## [Task to complete]
Copy each record exactly as it reads, leaving out any pictures it holds.

## [Data for this task]

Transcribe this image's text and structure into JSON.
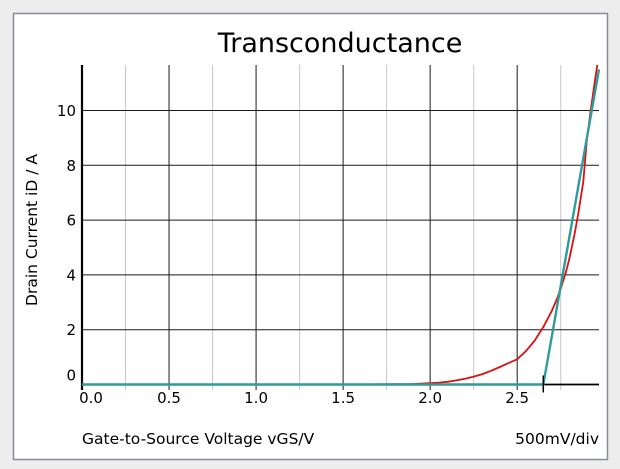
{
  "window": {
    "background_color": "#ededed",
    "panel_background": "#ffffff",
    "panel_border_color": "#848b95"
  },
  "chart_data": {
    "type": "line",
    "title": "Transconductance",
    "xlabel": "Gate-to-Source Voltage  vGS/V",
    "ylabel": "Drain Current  iD / A",
    "x_scale_note": "500mV/div",
    "xlim": [
      0,
      2.97
    ],
    "ylim": [
      0,
      11.66
    ],
    "x_ticks_major": [
      0,
      0.5,
      1.0,
      1.5,
      2.0,
      2.5
    ],
    "x_tick_labels": [
      "0.0",
      "0.5",
      "1.0",
      "1.5",
      "2.0",
      "2.5"
    ],
    "x_ticks_minor": [
      0.25,
      0.75,
      1.25,
      1.75,
      2.25,
      2.75
    ],
    "y_ticks": [
      0,
      2,
      4,
      6,
      8,
      10
    ],
    "y_tick_labels": [
      "0",
      "2",
      "4",
      "6",
      "8",
      "10"
    ],
    "grid": {
      "major_color": "#1a1a1a",
      "minor_color": "#c8c8c8",
      "axis_color": "#000000",
      "minor_horizontal": false
    },
    "legend": "none",
    "series": [
      {
        "name": "device-transfer-curve",
        "color": "#dc1010",
        "stroke_width": 1.8,
        "points": [
          [
            0,
            0
          ],
          [
            1.5,
            0
          ],
          [
            1.8,
            0.01
          ],
          [
            1.9,
            0.02
          ],
          [
            2.0,
            0.05
          ],
          [
            2.05,
            0.07
          ],
          [
            2.1,
            0.1
          ],
          [
            2.15,
            0.15
          ],
          [
            2.2,
            0.21
          ],
          [
            2.25,
            0.29
          ],
          [
            2.3,
            0.38
          ],
          [
            2.35,
            0.5
          ],
          [
            2.4,
            0.64
          ],
          [
            2.45,
            0.78
          ],
          [
            2.5,
            0.92
          ],
          [
            2.55,
            1.22
          ],
          [
            2.6,
            1.6
          ],
          [
            2.65,
            2.1
          ],
          [
            2.7,
            2.7
          ],
          [
            2.73,
            3.15
          ],
          [
            2.75,
            3.5
          ],
          [
            2.78,
            4.1
          ],
          [
            2.8,
            4.6
          ],
          [
            2.83,
            5.5
          ],
          [
            2.85,
            6.2
          ],
          [
            2.88,
            7.4
          ],
          [
            2.9,
            8.9
          ],
          [
            2.91,
            9.4
          ],
          [
            2.92,
            9.9
          ],
          [
            2.94,
            10.8
          ],
          [
            2.96,
            11.66
          ]
        ]
      },
      {
        "name": "piecewise-linear-approximation",
        "color": "#2f9c9c",
        "stroke_width": 2.4,
        "points": [
          [
            0,
            0
          ],
          [
            2.65,
            0
          ],
          [
            2.97,
            11.5
          ]
        ]
      }
    ],
    "annotations": [
      {
        "name": "breakpoint-tick",
        "x": 2.65,
        "y": 0,
        "color": "#000000"
      }
    ]
  }
}
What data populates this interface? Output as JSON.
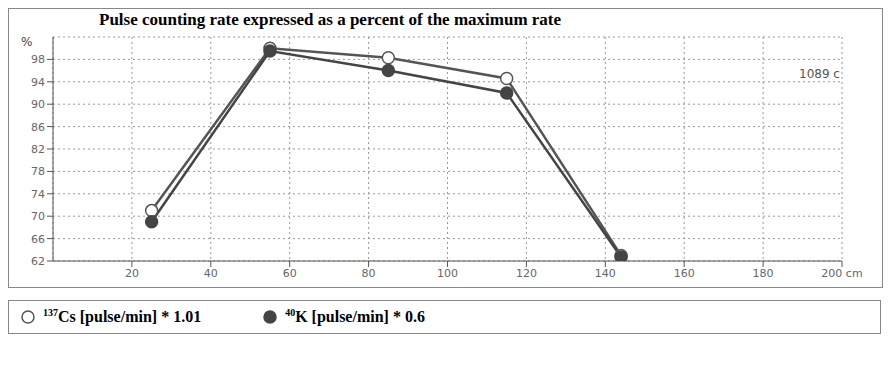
{
  "chart_data": {
    "type": "line",
    "title": "Pulse counting rate expressed as a percent of the maximum rate",
    "y_label": "%",
    "annotation": "1089 c",
    "x": [
      25,
      55,
      85,
      115,
      144
    ],
    "series": [
      {
        "name": "137Cs [pulse/min] * 1.01",
        "color": "#555555",
        "marker": "open_circle",
        "values": [
          71,
          100,
          98.3,
          94.6,
          63
        ]
      },
      {
        "name": "40K [pulse/min] * 0.6",
        "color": "#444444",
        "marker": "circle",
        "values": [
          69,
          99.5,
          96,
          92,
          62.7
        ]
      }
    ],
    "xlim": [
      0,
      200
    ],
    "xticks": [
      20,
      40,
      60,
      80,
      100,
      120,
      140,
      160,
      180,
      {
        "value": 200,
        "label": "200 cm"
      }
    ],
    "ylim": [
      62,
      102
    ],
    "yticks": [
      62,
      66,
      70,
      74,
      78,
      82,
      86,
      90,
      94,
      98
    ],
    "grid": true
  }
}
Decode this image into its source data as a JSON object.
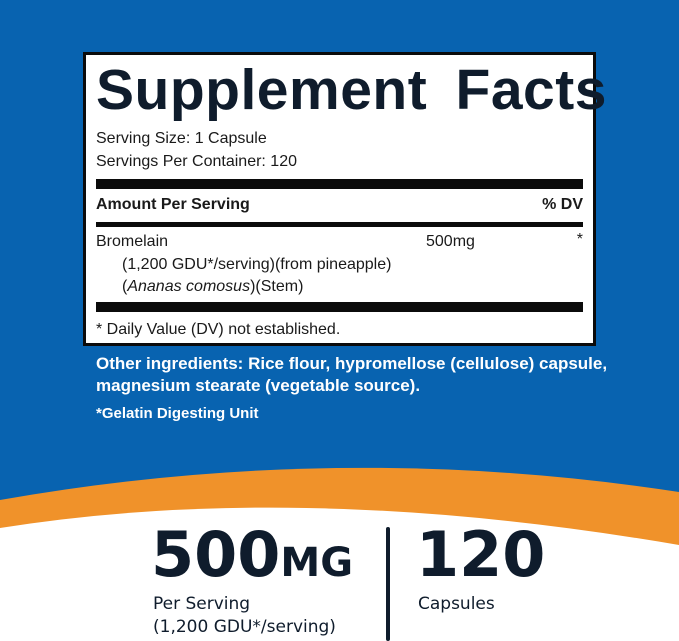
{
  "colors": {
    "background_blue": "#0863b0",
    "orange": "#f0922a",
    "text_dark": "#0f1c2c"
  },
  "facts": {
    "title": "Supplement Facts",
    "serving_size": "Serving Size: 1 Capsule",
    "servings_per_container": "Servings Per Container: 120",
    "amount_header": "Amount Per Serving",
    "dv_header": "% DV",
    "ingredient": {
      "name": "Bromelain",
      "detail1": "(1,200 GDU*/serving)(from pineapple)",
      "detail2_italic": "Ananas comosus",
      "detail2_rest": "(Stem)",
      "amount": "500mg",
      "dv": "*"
    },
    "footnote": "* Daily Value (DV) not established."
  },
  "other_ingredients": {
    "line1": "Other ingredients: Rice flour, hypromellose (cellulose) capsule,",
    "line2": "magnesium stearate (vegetable source).",
    "note": "*Gelatin Digesting Unit"
  },
  "highlights": {
    "dose_value": "500",
    "dose_unit": "MG",
    "dose_label1": "Per Serving",
    "dose_label2": "(1,200 GDU*/serving)",
    "count_value": "120",
    "count_label": "Capsules"
  }
}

## [Correct answer]
Transcribe this image's text and structure into JSON.
{
  "window": {
    "background_color": "#ededed",
    "panel_background": "#ffffff",
    "panel_border_color": "#848b95"
  },
  "chart_data": {
    "type": "line",
    "title": "Transconductance",
    "xlabel": "Gate-to-Source Voltage  vGS/V",
    "ylabel": "Drain Current  iD / A",
    "x_scale_note": "500mV/div",
    "xlim": [
      0,
      2.97
    ],
    "ylim": [
      0,
      11.66
    ],
    "x_ticks_major": [
      0,
      0.5,
      1.0,
      1.5,
      2.0,
      2.5
    ],
    "x_tick_labels": [
      "0.0",
      "0.5",
      "1.0",
      "1.5",
      "2.0",
      "2.5"
    ],
    "x_ticks_minor": [
      0.25,
      0.75,
      1.25,
      1.75,
      2.25,
      2.75
    ],
    "y_ticks": [
      0,
      2,
      4,
      6,
      8,
      10
    ],
    "y_tick_labels": [
      "0",
      "2",
      "4",
      "6",
      "8",
      "10"
    ],
    "grid": {
      "major_color": "#1a1a1a",
      "minor_color": "#c8c8c8",
      "axis_color": "#000000",
      "minor_horizontal": false
    },
    "legend": "none",
    "series": [
      {
        "name": "device-transfer-curve",
        "color": "#dc1010",
        "stroke_width": 1.8,
        "points": [
          [
            0,
            0
          ],
          [
            1.5,
            0
          ],
          [
            1.8,
            0.01
          ],
          [
            1.9,
            0.02
          ],
          [
            2.0,
            0.05
          ],
          [
            2.05,
            0.07
          ],
          [
            2.1,
            0.1
          ],
          [
            2.15,
            0.15
          ],
          [
            2.2,
            0.21
          ],
          [
            2.25,
            0.29
          ],
          [
            2.3,
            0.38
          ],
          [
            2.35,
            0.5
          ],
          [
            2.4,
            0.64
          ],
          [
            2.45,
            0.78
          ],
          [
            2.5,
            0.92
          ],
          [
            2.55,
            1.22
          ],
          [
            2.6,
            1.6
          ],
          [
            2.65,
            2.1
          ],
          [
            2.7,
            2.7
          ],
          [
            2.73,
            3.15
          ],
          [
            2.75,
            3.5
          ],
          [
            2.78,
            4.1
          ],
          [
            2.8,
            4.6
          ],
          [
            2.83,
            5.5
          ],
          [
            2.85,
            6.2
          ],
          [
            2.88,
            7.4
          ],
          [
            2.9,
            8.9
          ],
          [
            2.91,
            9.4
          ],
          [
            2.92,
            9.9
          ],
          [
            2.94,
            10.8
          ],
          [
            2.96,
            11.66
          ]
        ]
      },
      {
        "name": "piecewise-linear-approximation",
        "color": "#2f9c9c",
        "stroke_width": 2.4,
        "points": [
          [
            0,
            0
          ],
          [
            2.65,
            0
          ],
          [
            2.97,
            11.5
          ]
        ]
      }
    ],
    "annotations": [
      {
        "name": "breakpoint-tick",
        "x": 2.65,
        "y": 0,
        "color": "#000000"
      }
    ]
  }
}
What data populates this interface? Output as JSON.
{
  "chart_data": {
    "type": "line",
    "title": "Pulse counting rate expressed as a percent of the maximum rate",
    "y_label": "%",
    "annotation": "1089 c",
    "x": [
      25,
      55,
      85,
      115,
      144
    ],
    "series": [
      {
        "name": "137Cs [pulse/min] * 1.01",
        "color": "#555555",
        "marker": "open_circle",
        "values": [
          71,
          100,
          98.3,
          94.6,
          63
        ]
      },
      {
        "name": "40K [pulse/min] * 0.6",
        "color": "#444444",
        "marker": "circle",
        "values": [
          69,
          99.5,
          96,
          92,
          62.7
        ]
      }
    ],
    "xlim": [
      0,
      200
    ],
    "xticks": [
      20,
      40,
      60,
      80,
      100,
      120,
      140,
      160,
      180,
      {
        "value": 200,
        "label": "200 cm"
      }
    ],
    "ylim": [
      62,
      102
    ],
    "yticks": [
      62,
      66,
      70,
      74,
      78,
      82,
      86,
      90,
      94,
      98
    ],
    "grid": true
  }
}
Decode this image into its source data as a JSON object.
{
  "colors": {
    "background_blue": "#0863b0",
    "orange": "#f0922a",
    "text_dark": "#0f1c2c"
  },
  "facts": {
    "title": "Supplement Facts",
    "serving_size": "Serving Size: 1 Capsule",
    "servings_per_container": "Servings Per Container: 120",
    "amount_header": "Amount Per Serving",
    "dv_header": "% DV",
    "ingredient": {
      "name": "Bromelain",
      "detail1": "(1,200 GDU*/serving)(from pineapple)",
      "detail2_italic": "Ananas comosus",
      "detail2_rest": "(Stem)",
      "amount": "500mg",
      "dv": "*"
    },
    "footnote": "* Daily Value (DV) not established."
  },
  "other_ingredients": {
    "line1": "Other ingredients: Rice flour, hypromellose (cellulose) capsule,",
    "line2": "magnesium stearate (vegetable source).",
    "note": "*Gelatin Digesting Unit"
  },
  "highlights": {
    "dose_value": "500",
    "dose_unit": "MG",
    "dose_label1": "Per Serving",
    "dose_label2": "(1,200 GDU*/serving)",
    "count_value": "120",
    "count_label": "Capsules"
  }
}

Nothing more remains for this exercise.